Your objective:
Determine which lines contain the word "NITRATOS", then copy those lines.

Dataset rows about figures

□ □ □ □

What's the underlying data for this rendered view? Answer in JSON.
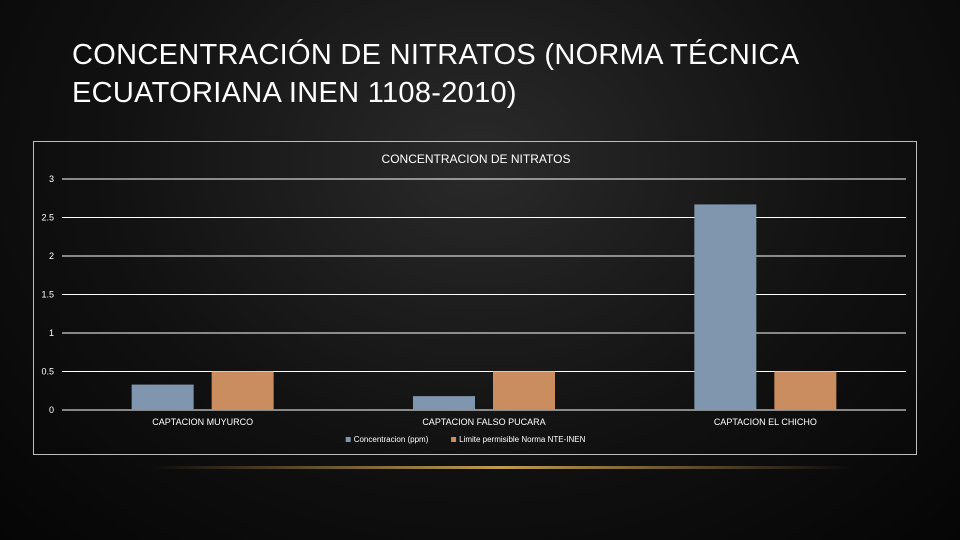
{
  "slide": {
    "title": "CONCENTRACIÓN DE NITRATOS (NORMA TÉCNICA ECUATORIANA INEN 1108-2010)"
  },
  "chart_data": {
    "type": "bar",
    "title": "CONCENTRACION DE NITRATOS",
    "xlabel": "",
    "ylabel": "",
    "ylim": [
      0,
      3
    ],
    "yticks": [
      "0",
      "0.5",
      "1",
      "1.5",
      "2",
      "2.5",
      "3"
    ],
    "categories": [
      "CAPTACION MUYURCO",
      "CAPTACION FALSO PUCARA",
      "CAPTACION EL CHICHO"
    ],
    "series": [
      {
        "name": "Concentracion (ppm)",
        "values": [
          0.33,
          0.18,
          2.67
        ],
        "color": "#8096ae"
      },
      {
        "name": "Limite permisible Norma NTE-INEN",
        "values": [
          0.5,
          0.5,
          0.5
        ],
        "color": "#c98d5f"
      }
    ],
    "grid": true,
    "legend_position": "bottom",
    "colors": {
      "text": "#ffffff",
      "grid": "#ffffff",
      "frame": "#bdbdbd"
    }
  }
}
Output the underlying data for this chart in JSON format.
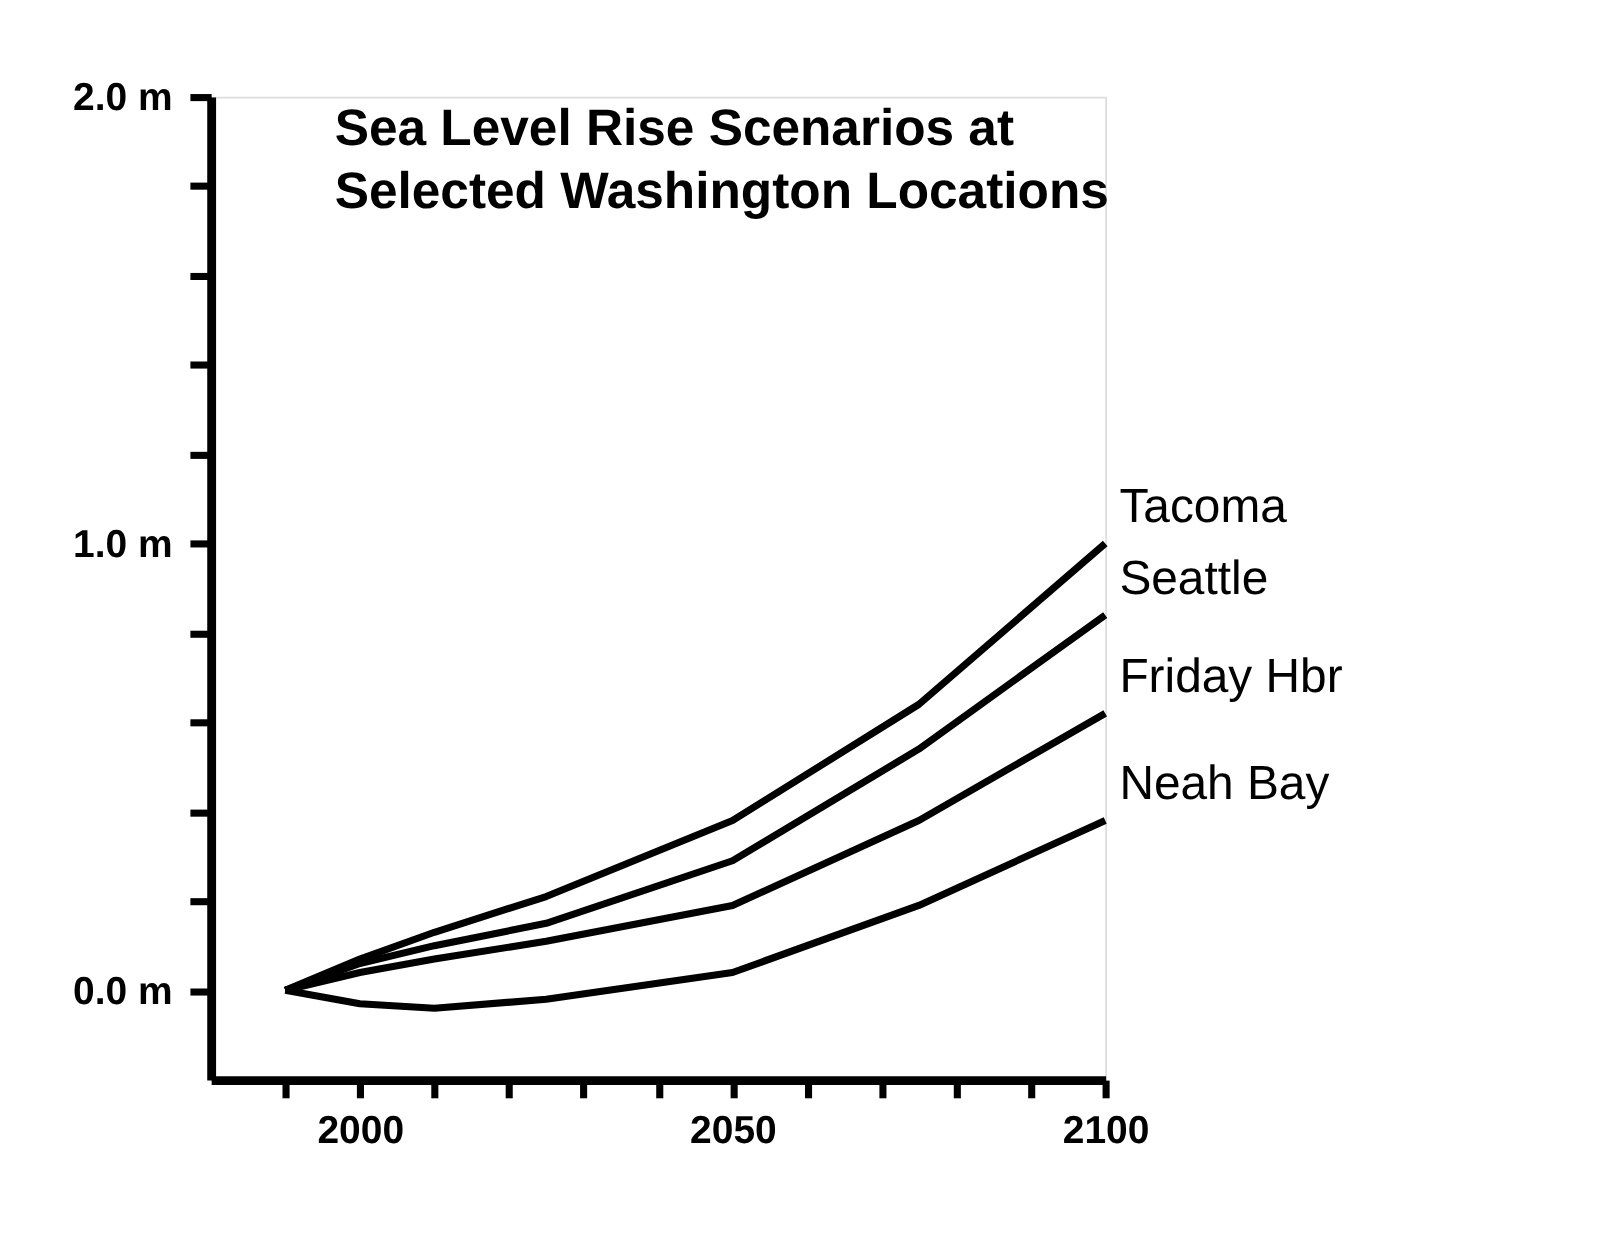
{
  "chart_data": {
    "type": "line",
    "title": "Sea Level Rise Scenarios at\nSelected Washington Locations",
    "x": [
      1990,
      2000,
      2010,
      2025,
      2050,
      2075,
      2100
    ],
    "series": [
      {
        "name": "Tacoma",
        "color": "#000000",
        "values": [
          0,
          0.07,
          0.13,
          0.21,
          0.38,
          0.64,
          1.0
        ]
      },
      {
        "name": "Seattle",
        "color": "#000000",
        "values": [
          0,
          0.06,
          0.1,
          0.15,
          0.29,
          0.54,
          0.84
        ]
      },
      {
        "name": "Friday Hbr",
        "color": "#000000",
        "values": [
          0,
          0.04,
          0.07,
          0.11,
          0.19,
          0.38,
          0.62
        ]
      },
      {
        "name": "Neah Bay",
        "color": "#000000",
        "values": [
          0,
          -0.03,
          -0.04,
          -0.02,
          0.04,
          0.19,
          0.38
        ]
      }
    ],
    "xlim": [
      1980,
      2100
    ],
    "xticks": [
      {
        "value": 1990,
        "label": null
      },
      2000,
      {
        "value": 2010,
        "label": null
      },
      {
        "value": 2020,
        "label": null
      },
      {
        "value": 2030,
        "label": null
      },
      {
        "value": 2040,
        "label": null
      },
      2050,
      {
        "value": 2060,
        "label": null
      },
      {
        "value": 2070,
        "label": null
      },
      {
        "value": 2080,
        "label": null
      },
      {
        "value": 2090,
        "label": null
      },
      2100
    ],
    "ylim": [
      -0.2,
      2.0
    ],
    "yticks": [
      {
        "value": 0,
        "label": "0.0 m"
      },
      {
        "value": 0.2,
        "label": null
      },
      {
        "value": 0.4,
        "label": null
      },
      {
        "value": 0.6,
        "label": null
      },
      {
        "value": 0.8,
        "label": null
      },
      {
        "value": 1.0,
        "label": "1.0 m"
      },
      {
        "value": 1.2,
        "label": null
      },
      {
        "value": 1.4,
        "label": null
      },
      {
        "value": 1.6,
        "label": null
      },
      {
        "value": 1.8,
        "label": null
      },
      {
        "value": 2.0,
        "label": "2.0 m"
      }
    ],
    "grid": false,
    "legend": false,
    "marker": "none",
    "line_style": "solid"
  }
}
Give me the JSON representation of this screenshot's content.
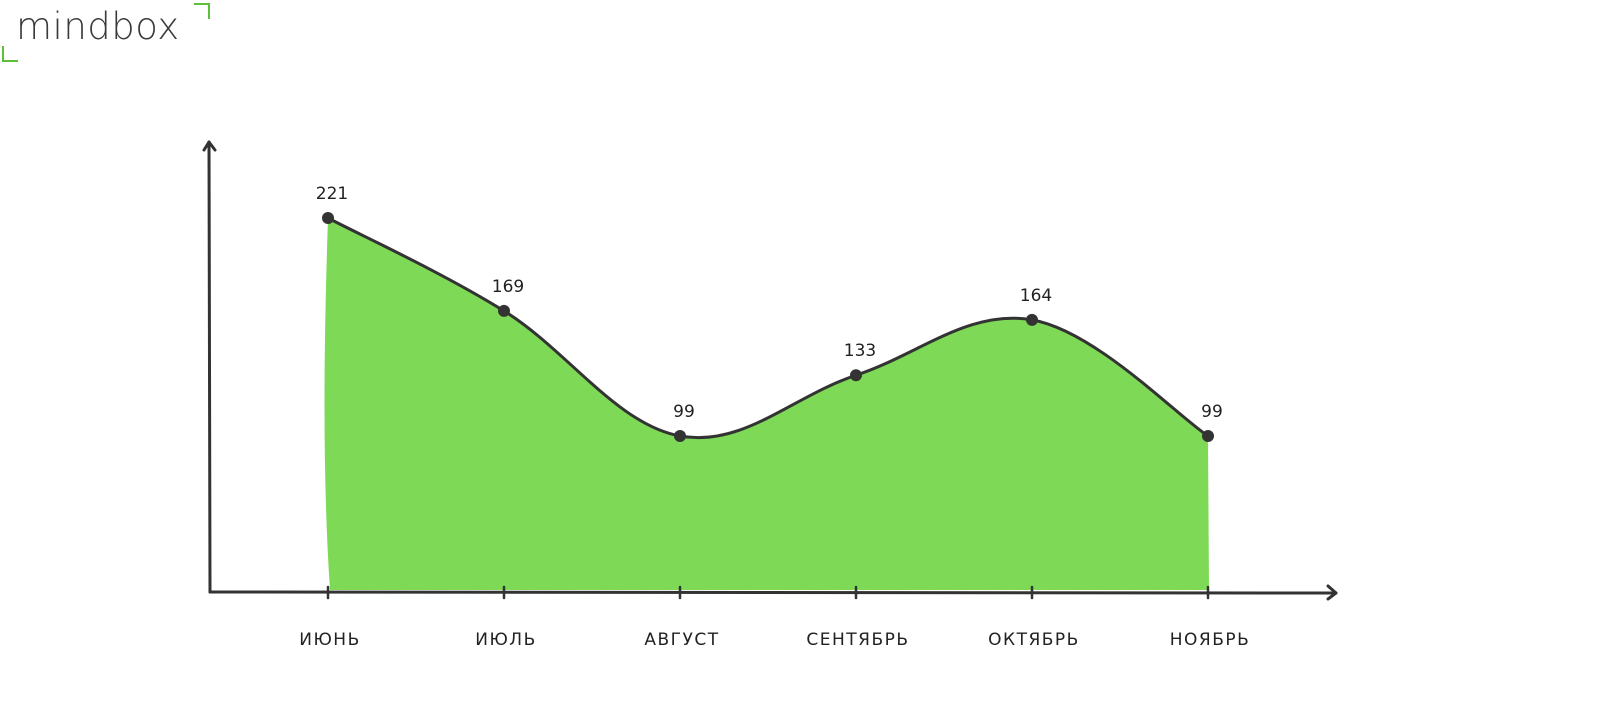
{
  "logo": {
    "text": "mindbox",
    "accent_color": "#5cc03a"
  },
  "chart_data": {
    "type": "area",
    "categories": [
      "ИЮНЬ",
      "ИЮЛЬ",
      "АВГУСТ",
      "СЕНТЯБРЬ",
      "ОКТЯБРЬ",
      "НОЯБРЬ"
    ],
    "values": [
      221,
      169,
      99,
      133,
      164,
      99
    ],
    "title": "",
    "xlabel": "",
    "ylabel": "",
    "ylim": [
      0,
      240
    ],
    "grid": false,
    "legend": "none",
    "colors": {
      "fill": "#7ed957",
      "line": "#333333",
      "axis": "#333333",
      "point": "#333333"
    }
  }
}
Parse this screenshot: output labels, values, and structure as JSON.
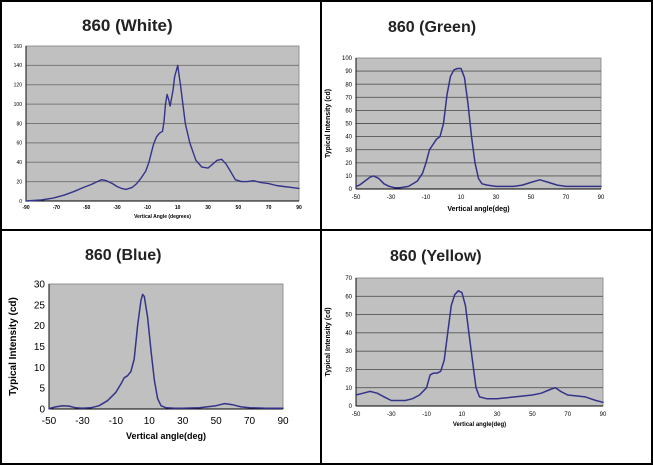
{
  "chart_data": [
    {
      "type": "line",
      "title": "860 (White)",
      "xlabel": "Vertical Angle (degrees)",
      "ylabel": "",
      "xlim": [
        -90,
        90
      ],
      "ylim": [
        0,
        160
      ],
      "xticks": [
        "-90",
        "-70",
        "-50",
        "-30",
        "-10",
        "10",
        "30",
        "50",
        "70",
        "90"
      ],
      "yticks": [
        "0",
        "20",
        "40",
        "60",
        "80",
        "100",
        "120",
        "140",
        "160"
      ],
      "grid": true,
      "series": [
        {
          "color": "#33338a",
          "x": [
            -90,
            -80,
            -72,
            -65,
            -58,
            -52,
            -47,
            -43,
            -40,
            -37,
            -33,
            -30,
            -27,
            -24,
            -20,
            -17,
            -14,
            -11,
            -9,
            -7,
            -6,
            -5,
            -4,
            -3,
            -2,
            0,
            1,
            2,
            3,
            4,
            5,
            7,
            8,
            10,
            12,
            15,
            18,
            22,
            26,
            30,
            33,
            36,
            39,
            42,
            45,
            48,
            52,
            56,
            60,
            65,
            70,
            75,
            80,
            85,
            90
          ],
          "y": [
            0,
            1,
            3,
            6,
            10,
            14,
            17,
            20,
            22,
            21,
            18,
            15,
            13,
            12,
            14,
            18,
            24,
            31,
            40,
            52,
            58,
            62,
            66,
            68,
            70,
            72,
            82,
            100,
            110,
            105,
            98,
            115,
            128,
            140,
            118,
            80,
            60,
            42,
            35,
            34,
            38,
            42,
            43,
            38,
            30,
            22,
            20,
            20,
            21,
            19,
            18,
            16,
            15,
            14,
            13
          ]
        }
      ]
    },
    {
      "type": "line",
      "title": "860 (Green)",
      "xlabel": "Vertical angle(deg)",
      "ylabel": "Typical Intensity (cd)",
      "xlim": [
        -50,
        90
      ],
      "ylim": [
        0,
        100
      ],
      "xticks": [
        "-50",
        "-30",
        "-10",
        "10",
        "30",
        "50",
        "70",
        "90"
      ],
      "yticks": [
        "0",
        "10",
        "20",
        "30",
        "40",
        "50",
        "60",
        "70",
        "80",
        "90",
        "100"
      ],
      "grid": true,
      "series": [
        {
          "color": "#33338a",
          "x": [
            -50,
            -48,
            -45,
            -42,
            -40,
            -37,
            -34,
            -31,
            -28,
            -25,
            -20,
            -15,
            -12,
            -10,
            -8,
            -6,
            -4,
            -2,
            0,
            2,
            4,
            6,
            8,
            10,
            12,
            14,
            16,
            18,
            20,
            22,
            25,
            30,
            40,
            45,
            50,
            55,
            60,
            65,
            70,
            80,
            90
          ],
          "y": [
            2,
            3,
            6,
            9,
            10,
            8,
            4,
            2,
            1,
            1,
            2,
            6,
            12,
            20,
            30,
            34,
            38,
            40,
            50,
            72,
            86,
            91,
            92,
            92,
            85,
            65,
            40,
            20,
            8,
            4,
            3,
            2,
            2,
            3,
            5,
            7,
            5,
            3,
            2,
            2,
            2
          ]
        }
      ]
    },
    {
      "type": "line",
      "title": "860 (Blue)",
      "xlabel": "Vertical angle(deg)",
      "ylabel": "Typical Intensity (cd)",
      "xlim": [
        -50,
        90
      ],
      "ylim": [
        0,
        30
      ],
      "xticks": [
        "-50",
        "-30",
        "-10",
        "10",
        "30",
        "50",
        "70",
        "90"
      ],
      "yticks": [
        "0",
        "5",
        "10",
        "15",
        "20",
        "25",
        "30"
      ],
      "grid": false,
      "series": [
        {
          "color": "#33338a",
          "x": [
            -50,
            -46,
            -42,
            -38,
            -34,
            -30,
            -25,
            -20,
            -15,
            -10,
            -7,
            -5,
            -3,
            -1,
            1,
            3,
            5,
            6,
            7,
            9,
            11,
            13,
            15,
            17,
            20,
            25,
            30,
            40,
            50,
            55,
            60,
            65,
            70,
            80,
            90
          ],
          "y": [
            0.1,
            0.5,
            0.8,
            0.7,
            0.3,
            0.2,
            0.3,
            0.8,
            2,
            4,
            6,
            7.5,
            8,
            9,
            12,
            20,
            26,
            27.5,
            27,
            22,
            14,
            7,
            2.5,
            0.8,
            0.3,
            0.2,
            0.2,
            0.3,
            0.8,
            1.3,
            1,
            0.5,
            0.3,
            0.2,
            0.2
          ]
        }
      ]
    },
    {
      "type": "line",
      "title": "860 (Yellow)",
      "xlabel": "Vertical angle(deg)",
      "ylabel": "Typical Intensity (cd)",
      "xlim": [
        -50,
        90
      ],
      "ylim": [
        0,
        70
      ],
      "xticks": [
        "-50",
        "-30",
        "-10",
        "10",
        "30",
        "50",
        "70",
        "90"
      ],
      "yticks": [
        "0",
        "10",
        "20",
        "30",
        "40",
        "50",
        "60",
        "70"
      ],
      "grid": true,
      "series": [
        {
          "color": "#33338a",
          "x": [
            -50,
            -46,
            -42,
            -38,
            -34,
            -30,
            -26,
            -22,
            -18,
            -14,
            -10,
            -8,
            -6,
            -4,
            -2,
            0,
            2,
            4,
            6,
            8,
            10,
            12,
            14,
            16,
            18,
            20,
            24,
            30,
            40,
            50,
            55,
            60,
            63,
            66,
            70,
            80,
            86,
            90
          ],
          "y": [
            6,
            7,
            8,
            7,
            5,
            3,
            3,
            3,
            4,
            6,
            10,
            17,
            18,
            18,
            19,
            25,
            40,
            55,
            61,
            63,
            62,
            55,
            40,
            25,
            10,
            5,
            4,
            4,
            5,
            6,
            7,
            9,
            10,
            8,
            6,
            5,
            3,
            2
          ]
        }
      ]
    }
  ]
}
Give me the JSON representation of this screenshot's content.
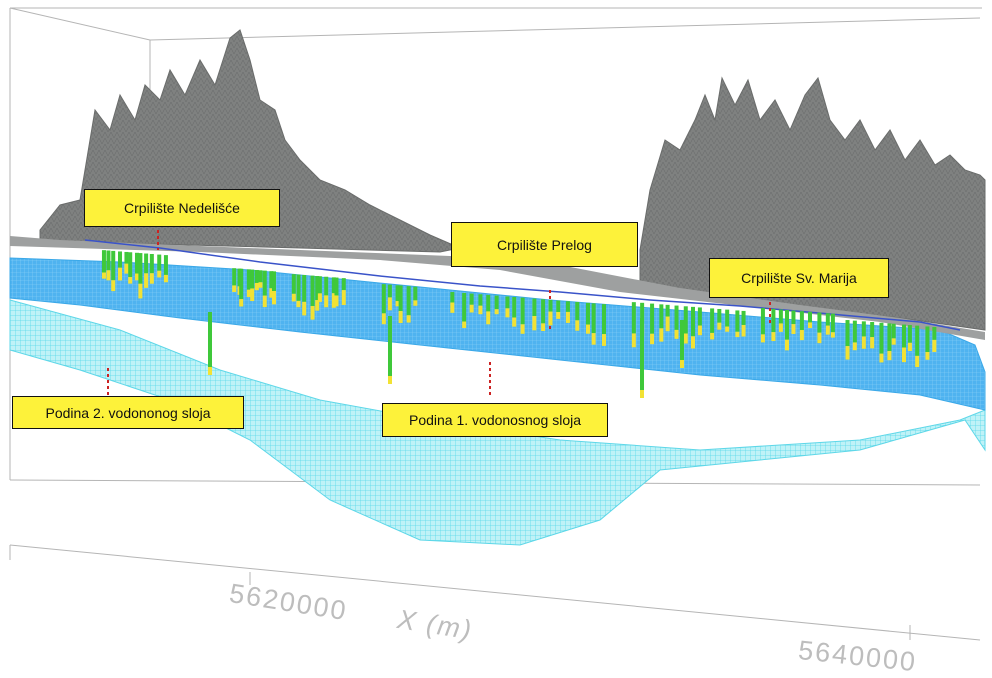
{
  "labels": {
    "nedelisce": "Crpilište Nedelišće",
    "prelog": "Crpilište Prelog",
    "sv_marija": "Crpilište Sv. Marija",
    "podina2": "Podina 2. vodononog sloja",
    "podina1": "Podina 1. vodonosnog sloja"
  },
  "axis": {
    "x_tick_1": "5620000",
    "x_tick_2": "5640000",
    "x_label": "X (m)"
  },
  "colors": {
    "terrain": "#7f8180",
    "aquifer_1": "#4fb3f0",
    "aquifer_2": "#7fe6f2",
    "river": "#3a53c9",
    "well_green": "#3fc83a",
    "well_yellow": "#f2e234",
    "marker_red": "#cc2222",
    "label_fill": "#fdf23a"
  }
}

□ □ □ □

Full output:
    "title": "CONCENTRACIÓN DE NITRATOS (NORMA TÉCNICA ECUATORIANA INEN 1108-2010)"
    "title": "CONCENTRACION DE NITRATOS",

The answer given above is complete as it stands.